EXERCISE TASK
Below are some records; work out how many of their lines contain "this" and give the number only.

RECORDS SHOWN
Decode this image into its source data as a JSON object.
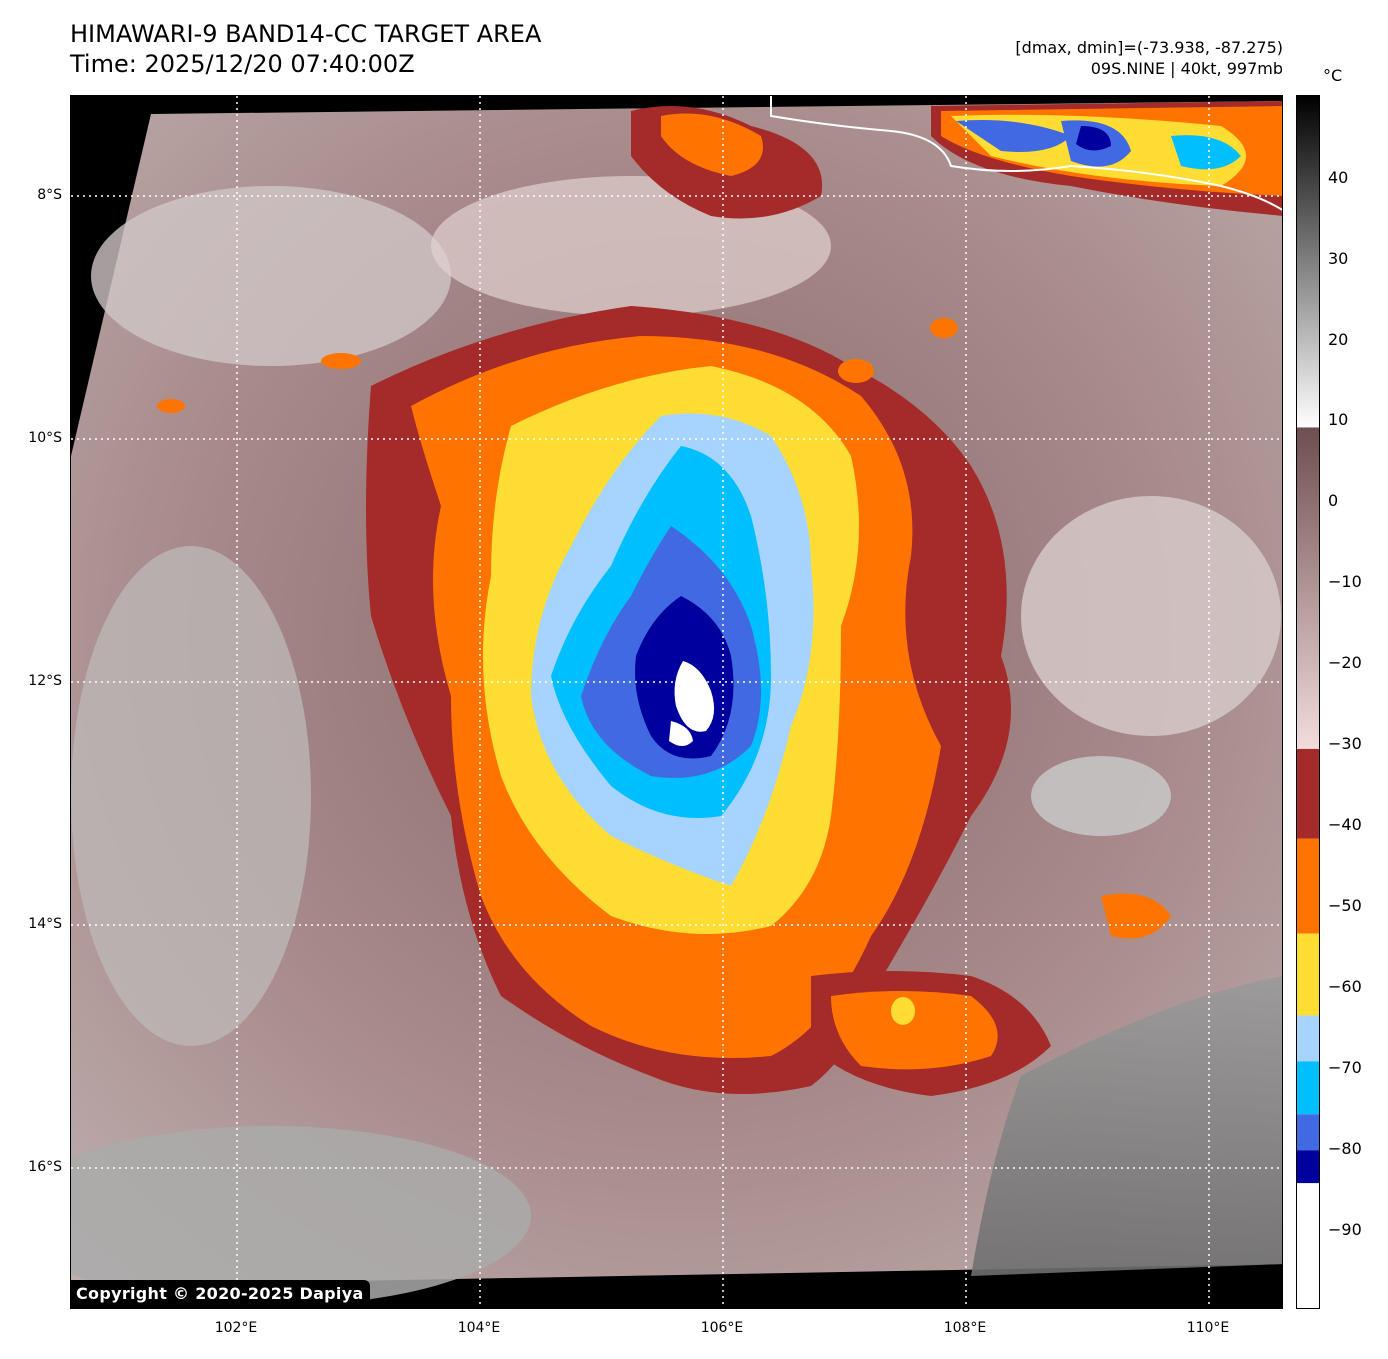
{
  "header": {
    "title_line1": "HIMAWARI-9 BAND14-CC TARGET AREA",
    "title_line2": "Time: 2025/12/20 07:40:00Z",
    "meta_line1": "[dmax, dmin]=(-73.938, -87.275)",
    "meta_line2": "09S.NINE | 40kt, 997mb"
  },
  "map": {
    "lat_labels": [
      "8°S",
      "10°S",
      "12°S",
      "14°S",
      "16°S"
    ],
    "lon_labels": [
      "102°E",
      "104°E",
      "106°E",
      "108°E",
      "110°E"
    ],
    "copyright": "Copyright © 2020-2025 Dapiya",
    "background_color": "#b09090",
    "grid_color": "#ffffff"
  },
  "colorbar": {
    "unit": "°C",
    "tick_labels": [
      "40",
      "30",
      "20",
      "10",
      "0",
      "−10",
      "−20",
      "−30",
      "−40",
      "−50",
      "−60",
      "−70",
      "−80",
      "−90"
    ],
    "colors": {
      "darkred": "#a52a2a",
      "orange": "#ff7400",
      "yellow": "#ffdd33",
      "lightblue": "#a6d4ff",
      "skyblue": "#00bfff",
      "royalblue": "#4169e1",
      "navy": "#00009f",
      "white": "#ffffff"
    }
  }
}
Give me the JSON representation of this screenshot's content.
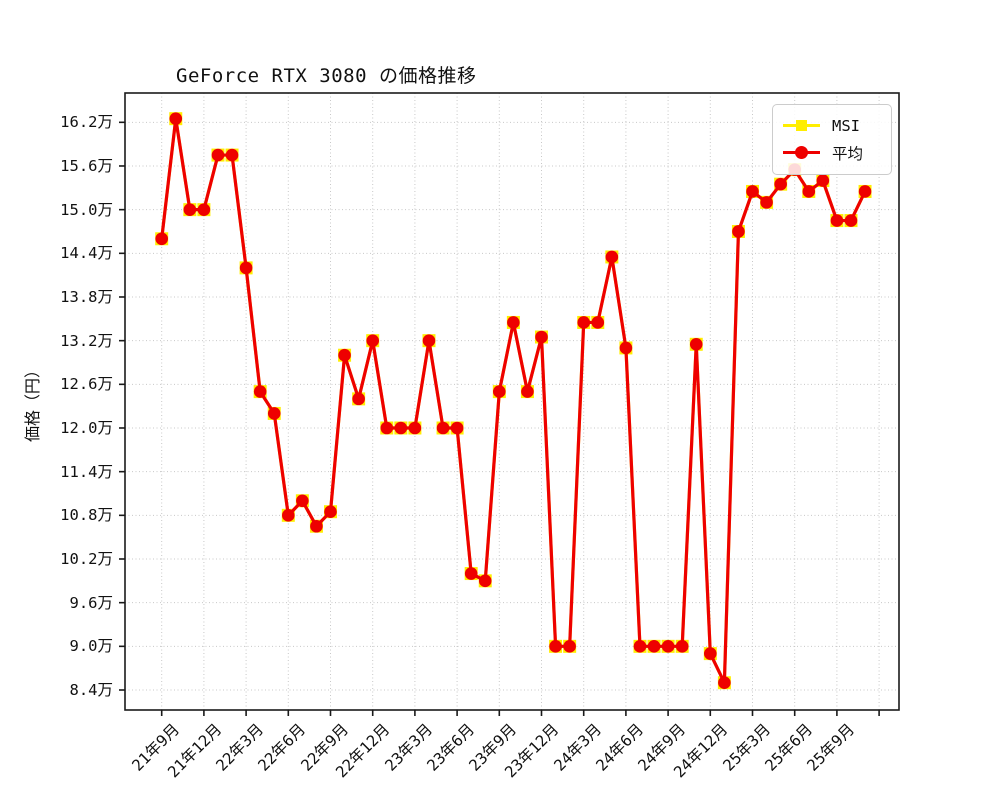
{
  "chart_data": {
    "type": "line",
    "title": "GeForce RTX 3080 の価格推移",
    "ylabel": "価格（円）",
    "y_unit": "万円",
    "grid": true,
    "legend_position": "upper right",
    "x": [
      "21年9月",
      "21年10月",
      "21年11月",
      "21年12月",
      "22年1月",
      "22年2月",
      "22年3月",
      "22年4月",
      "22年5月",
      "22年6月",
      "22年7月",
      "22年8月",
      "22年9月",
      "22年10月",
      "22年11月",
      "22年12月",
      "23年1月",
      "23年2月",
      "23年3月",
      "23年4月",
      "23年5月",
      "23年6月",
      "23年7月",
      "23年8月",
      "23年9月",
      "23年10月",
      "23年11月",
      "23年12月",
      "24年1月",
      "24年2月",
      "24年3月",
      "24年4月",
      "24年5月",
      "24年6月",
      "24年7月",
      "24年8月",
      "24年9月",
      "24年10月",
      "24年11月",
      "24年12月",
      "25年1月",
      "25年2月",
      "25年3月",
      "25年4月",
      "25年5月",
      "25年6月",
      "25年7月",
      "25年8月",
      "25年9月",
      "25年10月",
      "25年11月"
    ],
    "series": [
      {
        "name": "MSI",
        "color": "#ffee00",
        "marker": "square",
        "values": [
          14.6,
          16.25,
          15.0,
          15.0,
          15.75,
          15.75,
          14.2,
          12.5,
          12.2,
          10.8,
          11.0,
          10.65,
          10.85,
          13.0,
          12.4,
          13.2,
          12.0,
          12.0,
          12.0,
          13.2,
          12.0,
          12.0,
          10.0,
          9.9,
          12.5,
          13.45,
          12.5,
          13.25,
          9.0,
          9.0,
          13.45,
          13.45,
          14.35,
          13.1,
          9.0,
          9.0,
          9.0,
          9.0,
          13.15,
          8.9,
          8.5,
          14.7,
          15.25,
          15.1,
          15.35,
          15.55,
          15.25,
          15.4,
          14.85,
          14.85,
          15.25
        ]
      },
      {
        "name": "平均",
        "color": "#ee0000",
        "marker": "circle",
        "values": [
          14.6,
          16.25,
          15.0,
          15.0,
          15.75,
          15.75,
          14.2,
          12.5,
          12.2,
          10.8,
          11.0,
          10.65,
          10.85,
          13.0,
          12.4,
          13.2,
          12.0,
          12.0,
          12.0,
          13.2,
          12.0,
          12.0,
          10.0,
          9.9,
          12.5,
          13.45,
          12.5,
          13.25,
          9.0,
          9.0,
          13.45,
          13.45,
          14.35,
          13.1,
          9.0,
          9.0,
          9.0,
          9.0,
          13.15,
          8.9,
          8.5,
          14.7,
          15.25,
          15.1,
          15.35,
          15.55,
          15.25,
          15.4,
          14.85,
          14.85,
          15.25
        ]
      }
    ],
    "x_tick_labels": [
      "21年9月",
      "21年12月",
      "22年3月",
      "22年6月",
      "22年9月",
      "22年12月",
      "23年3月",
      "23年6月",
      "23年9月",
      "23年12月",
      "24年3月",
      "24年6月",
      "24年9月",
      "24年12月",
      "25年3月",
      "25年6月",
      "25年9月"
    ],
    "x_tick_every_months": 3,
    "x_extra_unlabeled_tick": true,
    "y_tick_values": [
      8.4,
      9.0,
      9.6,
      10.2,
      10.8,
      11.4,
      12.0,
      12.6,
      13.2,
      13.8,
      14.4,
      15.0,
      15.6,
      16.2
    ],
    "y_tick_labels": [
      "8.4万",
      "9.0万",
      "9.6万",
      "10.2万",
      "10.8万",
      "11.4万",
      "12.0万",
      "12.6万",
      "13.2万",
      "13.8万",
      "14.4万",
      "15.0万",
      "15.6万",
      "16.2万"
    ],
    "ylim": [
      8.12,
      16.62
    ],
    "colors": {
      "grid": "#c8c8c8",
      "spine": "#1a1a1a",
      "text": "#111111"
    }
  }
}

FINISHED ANSWER
2